# [Task prompt]
Look below. Copy each line that has "Forecast" in it.

# [Provided data]

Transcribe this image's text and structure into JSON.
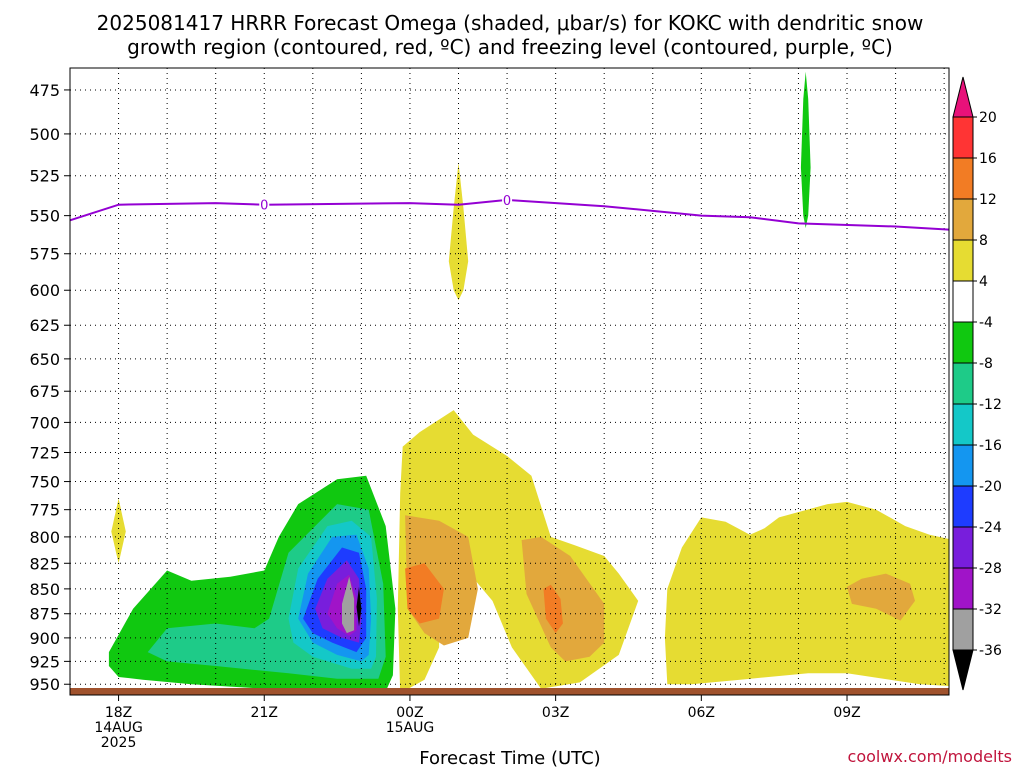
{
  "title": {
    "line1": "2025081417 HRRR Forecast Omega (shaded, μbar/s) for KOKC with dendritic snow",
    "line2": "growth region (contoured, red, ºC) and freezing level (contoured, purple, ºC)"
  },
  "xlabel": "Forecast Time (UTC)",
  "credit": "coolwx.com/modelts",
  "chart_data": {
    "type": "heatmap",
    "ylabel": "",
    "y_axis": {
      "ticks": [
        475,
        500,
        525,
        550,
        575,
        600,
        625,
        650,
        675,
        700,
        725,
        750,
        775,
        800,
        825,
        850,
        875,
        900,
        925,
        950
      ],
      "range": [
        463,
        962
      ],
      "inverted": true,
      "scale": "log-pressure"
    },
    "x_axis": {
      "range_hours": [
        -1,
        17.1
      ],
      "ticks": [
        {
          "hour": 0,
          "lines": [
            "18Z",
            "14AUG",
            "2025"
          ]
        },
        {
          "hour": 3,
          "lines": [
            "21Z"
          ]
        },
        {
          "hour": 6,
          "lines": [
            "00Z",
            "15AUG"
          ]
        },
        {
          "hour": 9,
          "lines": [
            "03Z"
          ]
        },
        {
          "hour": 12,
          "lines": [
            "06Z"
          ]
        },
        {
          "hour": 15,
          "lines": [
            "09Z"
          ]
        }
      ]
    },
    "grid": true,
    "colorbar": {
      "labels": [
        "20",
        "16",
        "12",
        "8",
        "4",
        "-4",
        "-8",
        "-12",
        "-16",
        "-20",
        "-24",
        "-28",
        "-32",
        "-36"
      ],
      "bins": [
        {
          "from": 20,
          "to": 24,
          "color": "#e8117a"
        },
        {
          "from": 16,
          "to": 20,
          "color": "#ff3434"
        },
        {
          "from": 12,
          "to": 16,
          "color": "#f27c24"
        },
        {
          "from": 8,
          "to": 12,
          "color": "#e2a83c"
        },
        {
          "from": 4,
          "to": 8,
          "color": "#e6dc32"
        },
        {
          "from": -4,
          "to": 4,
          "color": "#ffffff"
        },
        {
          "from": -8,
          "to": -4,
          "color": "#10c810"
        },
        {
          "from": -12,
          "to": -8,
          "color": "#1ecb88"
        },
        {
          "from": -16,
          "to": -12,
          "color": "#14c8c8"
        },
        {
          "from": -20,
          "to": -16,
          "color": "#1496f0"
        },
        {
          "from": -24,
          "to": -20,
          "color": "#1e3cff"
        },
        {
          "from": -28,
          "to": -24,
          "color": "#781edc"
        },
        {
          "from": -32,
          "to": -28,
          "color": "#a014c8"
        },
        {
          "from": -36,
          "to": -32,
          "color": "#a0a0a0"
        },
        {
          "from": -40,
          "to": -36,
          "color": "#000000"
        }
      ]
    },
    "freezing_level": {
      "color": "#9400d3",
      "label": "0",
      "label_hours": [
        3,
        8
      ],
      "points": [
        [
          -1,
          553
        ],
        [
          0,
          543
        ],
        [
          2,
          542
        ],
        [
          3,
          543
        ],
        [
          6,
          542
        ],
        [
          7,
          543
        ],
        [
          8,
          540
        ],
        [
          10,
          544
        ],
        [
          11,
          547
        ],
        [
          12,
          550
        ],
        [
          13,
          551
        ],
        [
          14,
          555
        ],
        [
          16,
          557
        ],
        [
          17.1,
          559
        ]
      ]
    },
    "omega_regions": [
      {
        "level": 4,
        "color": "#e6dc32",
        "points": [
          [
            6.8,
            580
          ],
          [
            6.9,
            545
          ],
          [
            7,
            517
          ],
          [
            7.1,
            545
          ],
          [
            7.2,
            580
          ],
          [
            7.1,
            600
          ],
          [
            7,
            607
          ],
          [
            6.9,
            600
          ]
        ]
      },
      {
        "level": -8,
        "color": "#10c810",
        "points": [
          [
            14.05,
            520
          ],
          [
            14.1,
            480
          ],
          [
            14.15,
            465
          ],
          [
            14.2,
            480
          ],
          [
            14.25,
            520
          ],
          [
            14.2,
            550
          ],
          [
            14.15,
            558
          ],
          [
            14.1,
            550
          ]
        ]
      },
      {
        "level": 4,
        "color": "#e6dc32",
        "points": [
          [
            -0.15,
            795
          ],
          [
            -0.05,
            775
          ],
          [
            0,
            765
          ],
          [
            0.05,
            775
          ],
          [
            0.15,
            795
          ],
          [
            0.05,
            815
          ],
          [
            0,
            825
          ],
          [
            -0.05,
            815
          ]
        ]
      },
      {
        "level": -8,
        "color": "#10c810",
        "points": [
          [
            -0.2,
            930
          ],
          [
            -0.2,
            915
          ],
          [
            0.3,
            870
          ],
          [
            1,
            832
          ],
          [
            1.5,
            842
          ],
          [
            2.3,
            838
          ],
          [
            3,
            832
          ],
          [
            3.3,
            800
          ],
          [
            3.7,
            770
          ],
          [
            4.5,
            748
          ],
          [
            5.1,
            745
          ],
          [
            5.5,
            790
          ],
          [
            5.7,
            870
          ],
          [
            5.65,
            940
          ],
          [
            5.5,
            958
          ],
          [
            4,
            958
          ],
          [
            3,
            955
          ],
          [
            1.5,
            950
          ],
          [
            0.5,
            945
          ],
          [
            0,
            942
          ]
        ]
      },
      {
        "level": -12,
        "color": "#1ecb88",
        "points": [
          [
            0.6,
            915
          ],
          [
            1,
            890
          ],
          [
            2,
            885
          ],
          [
            2.8,
            890
          ],
          [
            3.1,
            880
          ],
          [
            3.5,
            815
          ],
          [
            4.5,
            770
          ],
          [
            5.15,
            775
          ],
          [
            5.45,
            845
          ],
          [
            5.5,
            920
          ],
          [
            5.35,
            944
          ],
          [
            4.5,
            944
          ],
          [
            3.5,
            938
          ],
          [
            2,
            930
          ],
          [
            1,
            925
          ]
        ]
      },
      {
        "level": -16,
        "color": "#14c8c8",
        "points": [
          [
            3.5,
            880
          ],
          [
            3.7,
            830
          ],
          [
            4.3,
            790
          ],
          [
            4.8,
            785
          ],
          [
            5.2,
            800
          ],
          [
            5.32,
            860
          ],
          [
            5.3,
            920
          ],
          [
            5.2,
            933
          ],
          [
            4.8,
            933
          ],
          [
            4,
            920
          ],
          [
            3.6,
            905
          ]
        ]
      },
      {
        "level": -20,
        "color": "#1496f0",
        "points": [
          [
            3.7,
            880
          ],
          [
            3.9,
            835
          ],
          [
            4.4,
            800
          ],
          [
            4.9,
            798
          ],
          [
            5.15,
            830
          ],
          [
            5.2,
            880
          ],
          [
            5.15,
            918
          ],
          [
            5,
            925
          ],
          [
            4.5,
            918
          ],
          [
            4,
            905
          ]
        ]
      },
      {
        "level": -24,
        "color": "#1e3cff",
        "points": [
          [
            3.8,
            880
          ],
          [
            4.1,
            840
          ],
          [
            4.6,
            810
          ],
          [
            4.95,
            815
          ],
          [
            5.1,
            850
          ],
          [
            5.1,
            900
          ],
          [
            4.9,
            915
          ],
          [
            4.4,
            905
          ],
          [
            4,
            895
          ]
        ]
      },
      {
        "level": -28,
        "color": "#781edc",
        "points": [
          [
            4.05,
            870
          ],
          [
            4.3,
            840
          ],
          [
            4.7,
            822
          ],
          [
            4.95,
            840
          ],
          [
            5,
            880
          ],
          [
            4.95,
            905
          ],
          [
            4.6,
            900
          ],
          [
            4.2,
            890
          ]
        ]
      },
      {
        "level": -32,
        "color": "#a014c8",
        "points": [
          [
            4.3,
            875
          ],
          [
            4.5,
            845
          ],
          [
            4.75,
            836
          ],
          [
            4.9,
            860
          ],
          [
            4.9,
            892
          ],
          [
            4.75,
            898
          ],
          [
            4.5,
            890
          ]
        ]
      },
      {
        "level": -36,
        "color": "#a0a0a0",
        "points": [
          [
            4.6,
            865
          ],
          [
            4.75,
            838
          ],
          [
            4.85,
            860
          ],
          [
            4.85,
            892
          ],
          [
            4.7,
            895
          ],
          [
            4.6,
            885
          ]
        ]
      },
      {
        "level": -40,
        "color": "#000000",
        "points": [
          [
            4.9,
            868
          ],
          [
            4.95,
            848
          ],
          [
            5,
            870
          ],
          [
            4.95,
            888
          ]
        ]
      },
      {
        "level": 4,
        "color": "#e6dc32",
        "points": [
          [
            5.8,
            960
          ],
          [
            5.75,
            870
          ],
          [
            5.8,
            760
          ],
          [
            5.85,
            720
          ],
          [
            6.2,
            708
          ],
          [
            6.9,
            690
          ],
          [
            7.3,
            710
          ],
          [
            8,
            728
          ],
          [
            8.5,
            745
          ],
          [
            8.9,
            800
          ],
          [
            9.4,
            808
          ],
          [
            10,
            818
          ],
          [
            10.3,
            835
          ],
          [
            10.7,
            862
          ],
          [
            10.3,
            918
          ],
          [
            9.5,
            948
          ],
          [
            8.7,
            955
          ],
          [
            8.1,
            910
          ],
          [
            7.7,
            862
          ],
          [
            7.1,
            828
          ],
          [
            6.6,
            870
          ],
          [
            6.6,
            910
          ],
          [
            6.3,
            945
          ]
        ]
      },
      {
        "level": 4,
        "color": "#e6dc32",
        "points": [
          [
            11.3,
            950
          ],
          [
            11.25,
            900
          ],
          [
            11.3,
            850
          ],
          [
            11.6,
            810
          ],
          [
            12,
            782
          ],
          [
            12.5,
            786
          ],
          [
            13,
            798
          ],
          [
            13.3,
            792
          ],
          [
            13.6,
            782
          ],
          [
            14.1,
            776
          ],
          [
            14.6,
            770
          ],
          [
            15,
            768
          ],
          [
            15.6,
            775
          ],
          [
            16.2,
            790
          ],
          [
            16.7,
            798
          ],
          [
            17.1,
            802
          ],
          [
            17.1,
            952
          ],
          [
            16.5,
            950
          ],
          [
            15,
            938
          ],
          [
            14.2,
            938
          ],
          [
            12.8,
            945
          ],
          [
            11.8,
            950
          ]
        ]
      },
      {
        "level": 8,
        "color": "#e2a83c",
        "points": [
          [
            5.9,
            780
          ],
          [
            6.6,
            785
          ],
          [
            7.2,
            800
          ],
          [
            7.4,
            850
          ],
          [
            7.2,
            900
          ],
          [
            6.7,
            908
          ],
          [
            6.3,
            895
          ],
          [
            5.95,
            870
          ]
        ]
      },
      {
        "level": 12,
        "color": "#f27c24",
        "points": [
          [
            5.9,
            830
          ],
          [
            6.3,
            825
          ],
          [
            6.7,
            850
          ],
          [
            6.6,
            880
          ],
          [
            6.2,
            885
          ],
          [
            5.95,
            870
          ]
        ]
      },
      {
        "level": 8,
        "color": "#e2a83c",
        "points": [
          [
            8.3,
            803
          ],
          [
            8.7,
            800
          ],
          [
            9.3,
            818
          ],
          [
            10,
            865
          ],
          [
            10,
            905
          ],
          [
            9.7,
            920
          ],
          [
            9.2,
            925
          ],
          [
            8.9,
            910
          ],
          [
            8.4,
            855
          ]
        ]
      },
      {
        "level": 12,
        "color": "#f27c24",
        "points": [
          [
            8.75,
            850
          ],
          [
            8.9,
            846
          ],
          [
            9.1,
            860
          ],
          [
            9.15,
            885
          ],
          [
            9,
            895
          ],
          [
            8.8,
            880
          ]
        ]
      },
      {
        "level": 8,
        "color": "#e2a83c",
        "points": [
          [
            15,
            848
          ],
          [
            15.3,
            840
          ],
          [
            15.8,
            835
          ],
          [
            16.3,
            845
          ],
          [
            16.4,
            862
          ],
          [
            16.1,
            882
          ],
          [
            15.6,
            870
          ],
          [
            15.1,
            865
          ]
        ]
      }
    ],
    "ground": {
      "color": "#a0522d"
    }
  }
}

# [Output of the task]
    "line1": "2025081417 HRRR Forecast Omega (shaded, μbar/s) for KOKC with dendritic snow",
  "xlabel": "Forecast Time (UTC)",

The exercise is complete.